Short task: The line that contains "Read all visible content and emit it as JSON." and every line after it, down to the last one, must be restated word for word, with no pictures.

Supplied data:
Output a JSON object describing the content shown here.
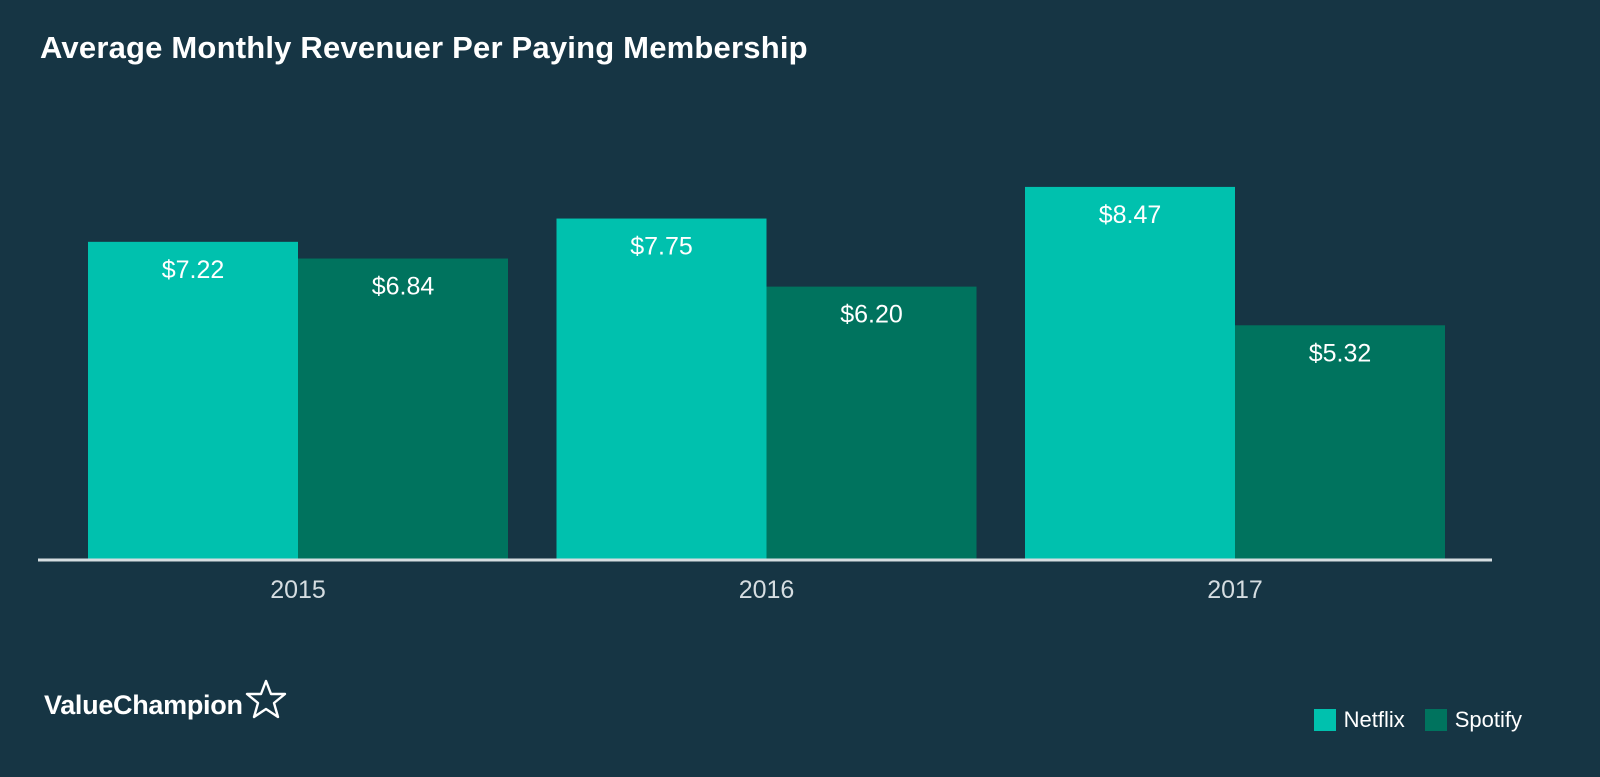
{
  "chart_data": {
    "type": "bar",
    "title": "Average Monthly Revenuer Per Paying Membership",
    "categories": [
      "2015",
      "2016",
      "2017"
    ],
    "series": [
      {
        "name": "Netflix",
        "color": "#00c1ae",
        "values": [
          7.22,
          7.75,
          8.47
        ],
        "labels": [
          "$7.22",
          "$7.75",
          "$8.47"
        ]
      },
      {
        "name": "Spotify",
        "color": "#00735e",
        "values": [
          6.84,
          6.2,
          5.32
        ],
        "labels": [
          "$6.84",
          "$6.20",
          "$5.32"
        ]
      }
    ],
    "xlabel": "",
    "ylabel": "",
    "ylim": [
      0,
      9
    ],
    "grid": false,
    "legend_position": "bottom-right"
  },
  "brand": {
    "name": "ValueChampion",
    "icon": "star-outline-icon"
  },
  "colors": {
    "background": "#163544",
    "axis": "#d5dde1"
  }
}
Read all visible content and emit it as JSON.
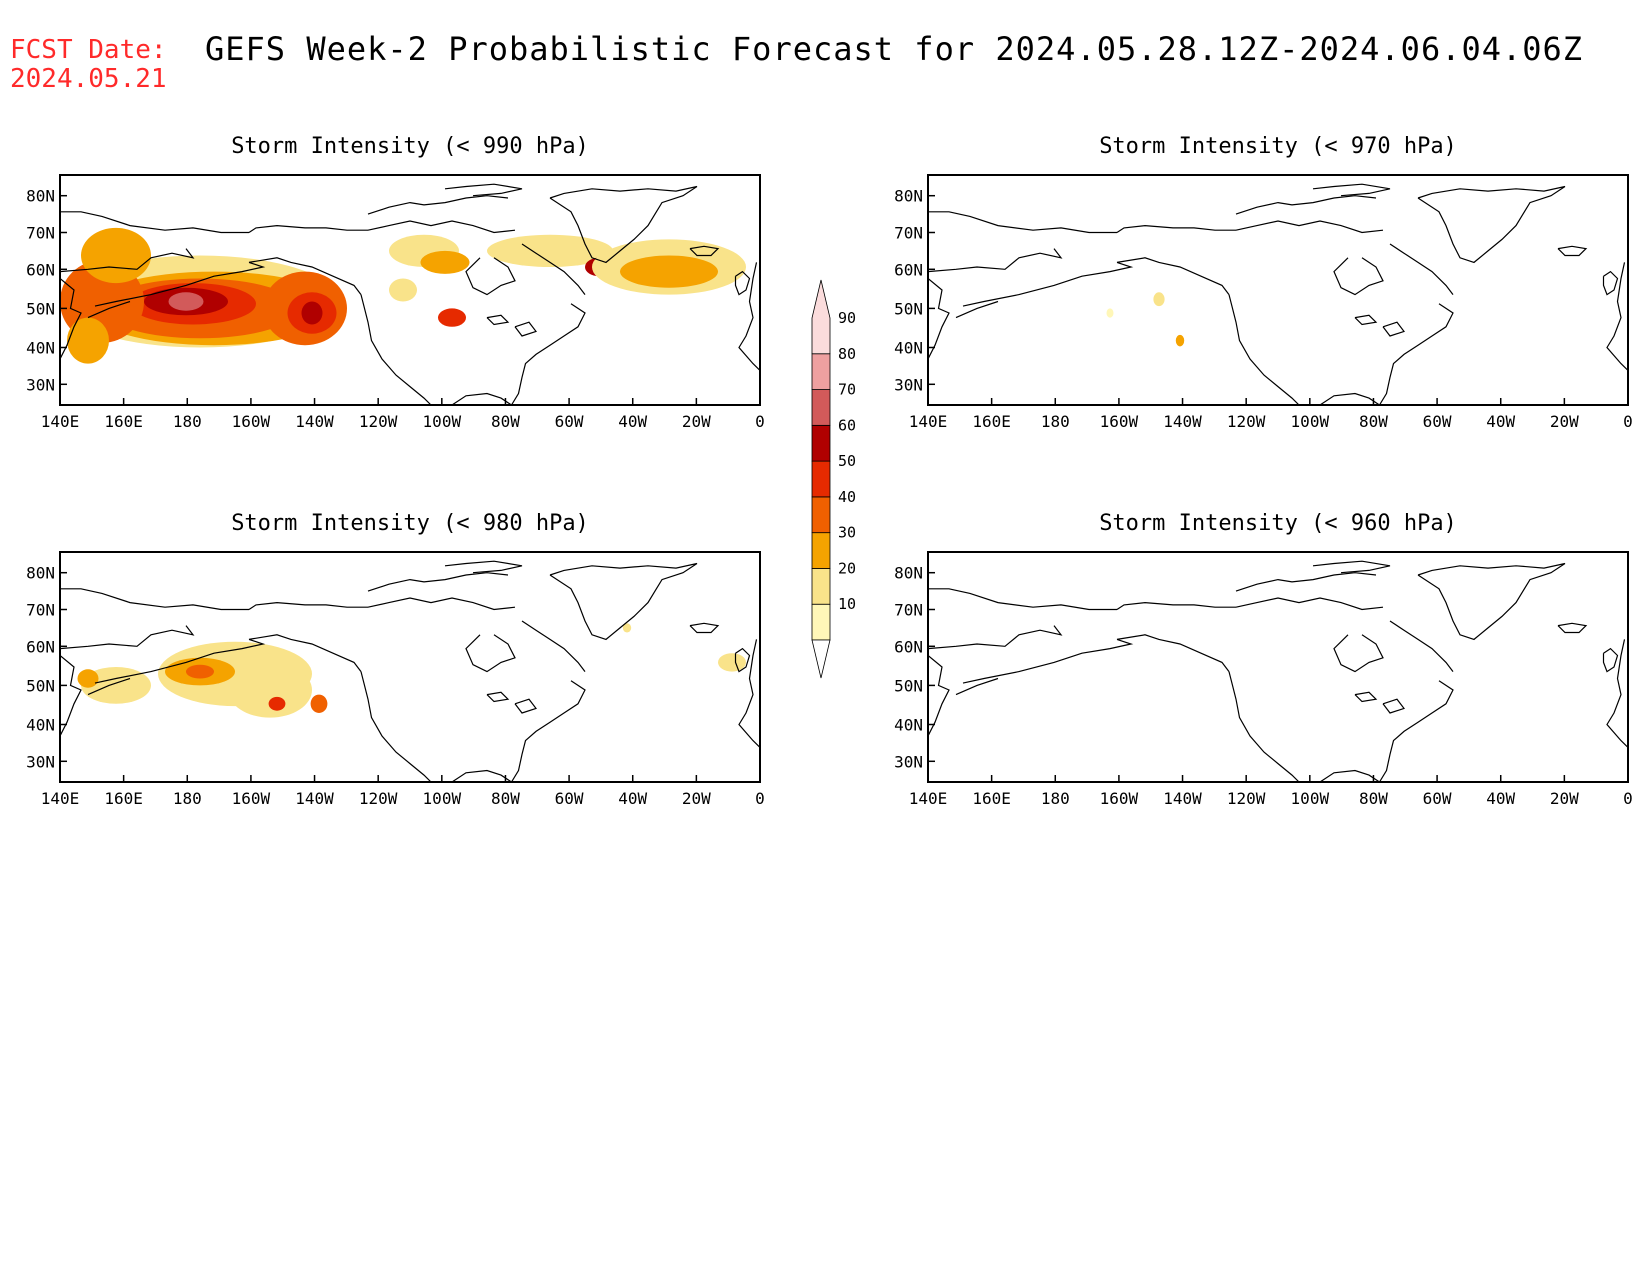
{
  "header": {
    "fcst_label": "FCST Date:",
    "fcst_date": "2024.05.21",
    "title": "GEFS Week-2 Probabilistic Forecast for 2024.05.28.12Z-2024.06.04.06Z"
  },
  "axes": {
    "lon_ticks": [
      "140E",
      "160E",
      "180",
      "160W",
      "140W",
      "120W",
      "100W",
      "80W",
      "60W",
      "40W",
      "20W",
      "0"
    ],
    "lat_ticks": [
      "80N",
      "70N",
      "60N",
      "50N",
      "40N",
      "30N"
    ]
  },
  "panels": [
    {
      "id": "p990",
      "title": "Storm Intensity (< 990 hPa)"
    },
    {
      "id": "p970",
      "title": "Storm Intensity (< 970 hPa)"
    },
    {
      "id": "p980",
      "title": "Storm Intensity (< 980 hPa)"
    },
    {
      "id": "p960",
      "title": "Storm Intensity (< 960 hPa)"
    }
  ],
  "colorbar": {
    "levels": [
      "10",
      "20",
      "30",
      "40",
      "50",
      "60",
      "70",
      "80",
      "90"
    ],
    "colors": [
      "#fff7b8",
      "#f9e38a",
      "#f5a300",
      "#f06000",
      "#e62a00",
      "#b00000",
      "#d25a5a",
      "#eea0a0",
      "#fbdcdc"
    ]
  }
}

Output of the task:
Read all visible content and emit it as JSON.
{
  "header": {
    "fcst_label": "FCST Date:",
    "fcst_date": "2024.05.21",
    "title": "GEFS Week-2 Probabilistic Forecast for 2024.05.28.12Z-2024.06.04.06Z"
  },
  "axes": {
    "lon_ticks": [
      "140E",
      "160E",
      "180",
      "160W",
      "140W",
      "120W",
      "100W",
      "80W",
      "60W",
      "40W",
      "20W",
      "0"
    ],
    "lat_ticks": [
      "80N",
      "70N",
      "60N",
      "50N",
      "40N",
      "30N"
    ]
  },
  "panels": [
    {
      "id": "p990",
      "title": "Storm Intensity (< 990 hPa)"
    },
    {
      "id": "p970",
      "title": "Storm Intensity (< 970 hPa)"
    },
    {
      "id": "p980",
      "title": "Storm Intensity (< 980 hPa)"
    },
    {
      "id": "p960",
      "title": "Storm Intensity (< 960 hPa)"
    }
  ],
  "colorbar": {
    "levels": [
      "10",
      "20",
      "30",
      "40",
      "50",
      "60",
      "70",
      "80",
      "90"
    ],
    "colors": [
      "#fff7b8",
      "#f9e38a",
      "#f5a300",
      "#f06000",
      "#e62a00",
      "#b00000",
      "#d25a5a",
      "#eea0a0",
      "#fbdcdc"
    ]
  }
}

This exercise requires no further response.